(Instruction) In the following material, identify every line holding the string "grian" and return it.

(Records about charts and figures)

— START —

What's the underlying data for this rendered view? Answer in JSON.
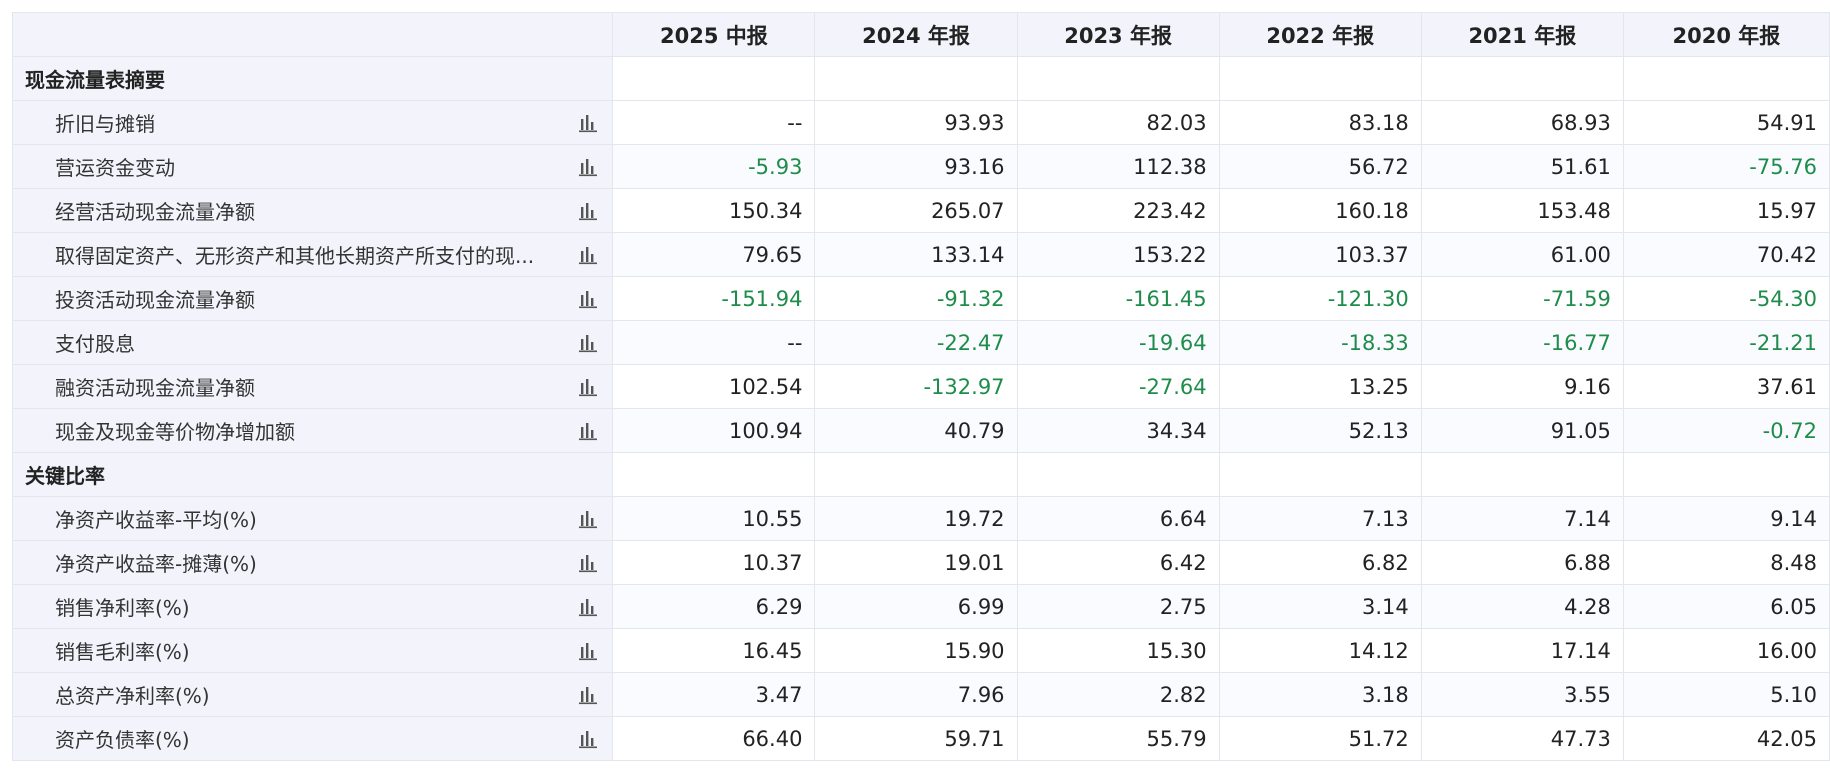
{
  "header": {
    "columns": [
      "2025 中报",
      "2024 年报",
      "2023 年报",
      "2022 年报",
      "2021 年报",
      "2020 年报"
    ]
  },
  "sections": [
    {
      "title": "现金流量表摘要",
      "rows": [
        {
          "label": "折旧与摊销",
          "values": [
            "--",
            "93.93",
            "82.03",
            "83.18",
            "68.93",
            "54.91"
          ]
        },
        {
          "label": "营运资金变动",
          "values": [
            "-5.93",
            "93.16",
            "112.38",
            "56.72",
            "51.61",
            "-75.76"
          ]
        },
        {
          "label": "经营活动现金流量净额",
          "values": [
            "150.34",
            "265.07",
            "223.42",
            "160.18",
            "153.48",
            "15.97"
          ]
        },
        {
          "label": "取得固定资产、无形资产和其他长期资产所支付的现...",
          "values": [
            "79.65",
            "133.14",
            "153.22",
            "103.37",
            "61.00",
            "70.42"
          ]
        },
        {
          "label": "投资活动现金流量净额",
          "values": [
            "-151.94",
            "-91.32",
            "-161.45",
            "-121.30",
            "-71.59",
            "-54.30"
          ]
        },
        {
          "label": "支付股息",
          "values": [
            "--",
            "-22.47",
            "-19.64",
            "-18.33",
            "-16.77",
            "-21.21"
          ]
        },
        {
          "label": "融资活动现金流量净额",
          "values": [
            "102.54",
            "-132.97",
            "-27.64",
            "13.25",
            "9.16",
            "37.61"
          ]
        },
        {
          "label": "现金及现金等价物净增加额",
          "values": [
            "100.94",
            "40.79",
            "34.34",
            "52.13",
            "91.05",
            "-0.72"
          ]
        }
      ]
    },
    {
      "title": "关键比率",
      "rows": [
        {
          "label": "净资产收益率-平均(%)",
          "values": [
            "10.55",
            "19.72",
            "6.64",
            "7.13",
            "7.14",
            "9.14"
          ]
        },
        {
          "label": "净资产收益率-摊薄(%)",
          "values": [
            "10.37",
            "19.01",
            "6.42",
            "6.82",
            "6.88",
            "8.48"
          ]
        },
        {
          "label": "销售净利率(%)",
          "values": [
            "6.29",
            "6.99",
            "2.75",
            "3.14",
            "4.28",
            "6.05"
          ]
        },
        {
          "label": "销售毛利率(%)",
          "values": [
            "16.45",
            "15.90",
            "15.30",
            "14.12",
            "17.14",
            "16.00"
          ]
        },
        {
          "label": "总资产净利率(%)",
          "values": [
            "3.47",
            "7.96",
            "2.82",
            "3.18",
            "3.55",
            "5.10"
          ]
        },
        {
          "label": "资产负债率(%)",
          "values": [
            "66.40",
            "59.71",
            "55.79",
            "51.72",
            "47.73",
            "42.05"
          ]
        }
      ]
    }
  ],
  "icons": {
    "row_chart": "bar-chart-icon"
  },
  "colors": {
    "negative": "#1e8c4a",
    "header_bg": "#f3f4fb",
    "border": "#e3e6ec"
  }
}
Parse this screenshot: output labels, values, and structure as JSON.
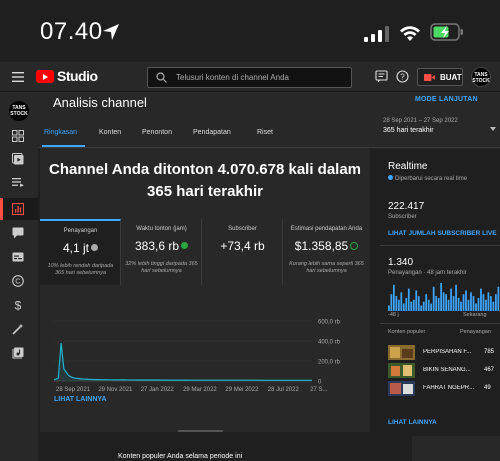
{
  "status_bar": {
    "time": "07.40"
  },
  "header": {
    "brand": "Studio",
    "search_placeholder": "Telusuri konten di channel Anda",
    "create_label": "BUAT",
    "avatar_text": "TANS STOCK"
  },
  "page": {
    "title": "Analisis channel",
    "mode_link": "MODE LANJUTAN",
    "date_range_small": "28 Sep 2021 – 27 Sep 2022",
    "date_range_label": "365 hari terakhir"
  },
  "tabs": [
    "Ringkasan",
    "Konten",
    "Penonton",
    "Pendapatan",
    "Riset"
  ],
  "overview": {
    "headline": "Channel Anda ditonton 4.070.678 kali dalam 365 hari terakhir",
    "metrics": [
      {
        "label": "Penayangan",
        "value": "4,1 jt",
        "note": "10% lebih rendah daripada 365 hari sebelumnya",
        "status": "down"
      },
      {
        "label": "Waktu tonton (jam)",
        "value": "383,6 rb",
        "note": "32% lebih tinggi daripada 365 hari sebelumnya",
        "status": "up"
      },
      {
        "label": "Subscriber",
        "value": "+73,4 rb",
        "note": "",
        "status": "none"
      },
      {
        "label": "Estimasi pendapatan Anda",
        "value": "$1.358,85",
        "note": "Kurang lebih sama seperti 365 hari sebelumnya",
        "status": "same"
      }
    ],
    "more_link": "LIHAT LAINNYA",
    "bottom_title": "Konten populer Anda selama periode ini"
  },
  "chart_data": {
    "type": "line",
    "x_tick_labels": [
      "28 Sep 2021",
      "29 Nov 2021",
      "27 Jan 2022",
      "29 Mar 2022",
      "29 Mei 2022",
      "28 Jul 2022",
      "27 S..."
    ],
    "y_tick_labels": [
      "0",
      "200,0 rb",
      "400,0 rb",
      "600,0 rb"
    ],
    "ylim": [
      0,
      600000
    ],
    "x": [
      0,
      6,
      10,
      14,
      20,
      24,
      28,
      34,
      40,
      50,
      60,
      80,
      100,
      120,
      140,
      160,
      180,
      200,
      220,
      240,
      260,
      280,
      300,
      320,
      340,
      364
    ],
    "y": [
      10000,
      30000,
      380000,
      120000,
      60000,
      40000,
      30000,
      25000,
      20000,
      16000,
      14000,
      12000,
      11000,
      10000,
      9500,
      9000,
      9000,
      8500,
      8500,
      8000,
      8000,
      8000,
      7500,
      7500,
      7500,
      7000
    ]
  },
  "realtime": {
    "title": "Realtime",
    "subtitle": "Diperbarui secara real time",
    "subscriber_value": "222.417",
    "subscriber_label": "Subscriber",
    "subscriber_link": "LIHAT JUMLAH SUBSCRIBER LIVE",
    "views_value": "1.340",
    "views_label": "Penayangan · 48 jam terakhir",
    "axis_left": "-48 j",
    "axis_right": "Sekarang",
    "bars": [
      3,
      9,
      14,
      8,
      6,
      10,
      4,
      7,
      12,
      5,
      6,
      11,
      8,
      3,
      5,
      9,
      6,
      4,
      13,
      8,
      7,
      15,
      10,
      9,
      6,
      12,
      8,
      14,
      7,
      5,
      9,
      11,
      6,
      10,
      8,
      4,
      7,
      12,
      9,
      6,
      10,
      8,
      5,
      9,
      13
    ],
    "popular_header_left": "Konten populer",
    "popular_header_right": "Penayangan",
    "popular": [
      {
        "title": "PERPISAHAN F...",
        "views": "785"
      },
      {
        "title": "BIKIN SENANG...",
        "views": "467"
      },
      {
        "title": "FAHRAT NGEPR...",
        "views": "49"
      }
    ],
    "more_link": "LIHAT LAINNYA"
  },
  "colors": {
    "accent": "#3ea6ff",
    "brand_red": "#ff0000",
    "positive_green": "#2ba640",
    "chart_line": "#1fb5ce"
  }
}
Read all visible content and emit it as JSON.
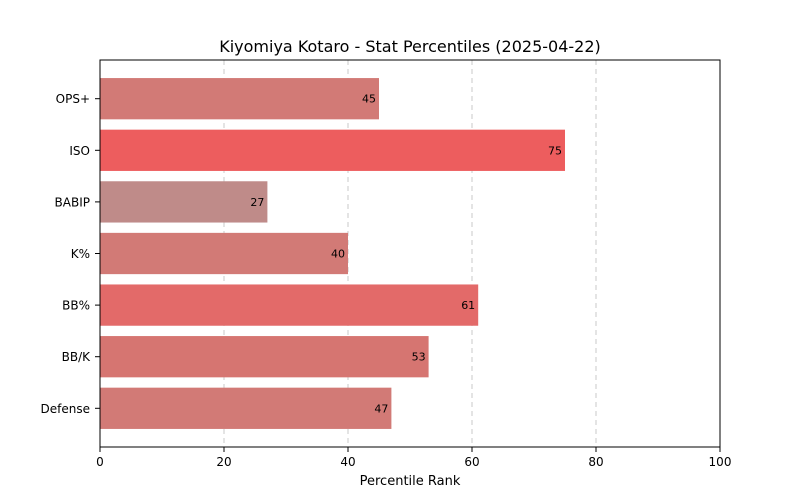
{
  "chart_data": {
    "type": "bar",
    "orientation": "horizontal",
    "title": "Kiyomiya Kotaro - Stat Percentiles (2025-04-22)",
    "xlabel": "Percentile Rank",
    "ylabel": "",
    "xlim": [
      0,
      100
    ],
    "xticks": [
      0,
      20,
      40,
      60,
      80,
      100
    ],
    "grid": "x-dashed",
    "categories": [
      "OPS+",
      "ISO",
      "BABIP",
      "K%",
      "BB%",
      "BB/K",
      "Defense"
    ],
    "values": [
      45,
      75,
      27,
      40,
      61,
      53,
      47
    ],
    "bar_colors": [
      "#d27a76",
      "#ed5d5e",
      "#bf8b89",
      "#d27a76",
      "#e36a69",
      "#d67571",
      "#d27a76"
    ]
  }
}
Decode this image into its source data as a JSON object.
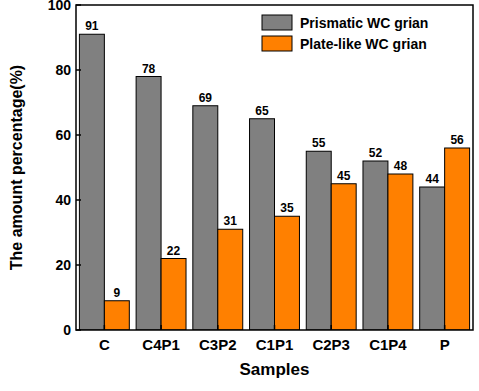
{
  "chart_data": {
    "type": "bar",
    "x_label": "Samples",
    "y_label": "The amount percentage(%)",
    "categories": [
      "C",
      "C4P1",
      "C3P2",
      "C1P1",
      "C2P3",
      "C1P4",
      "P"
    ],
    "series": [
      {
        "name": "Prismatic WC grian",
        "color": "#808080",
        "values": [
          91,
          78,
          69,
          65,
          55,
          52,
          44
        ]
      },
      {
        "name": "Plate-like WC grian",
        "color": "#ff8000",
        "values": [
          9,
          22,
          31,
          35,
          45,
          48,
          56
        ]
      }
    ],
    "ylim": [
      0,
      100
    ],
    "yticks": [
      0,
      20,
      40,
      60,
      80,
      100
    ],
    "grid": false,
    "legend": "upper right",
    "data_labels": true
  }
}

— END —

(Solution to this problem)
        "name": "Prismatic WC grian",
        "name": "Plate-like WC grian",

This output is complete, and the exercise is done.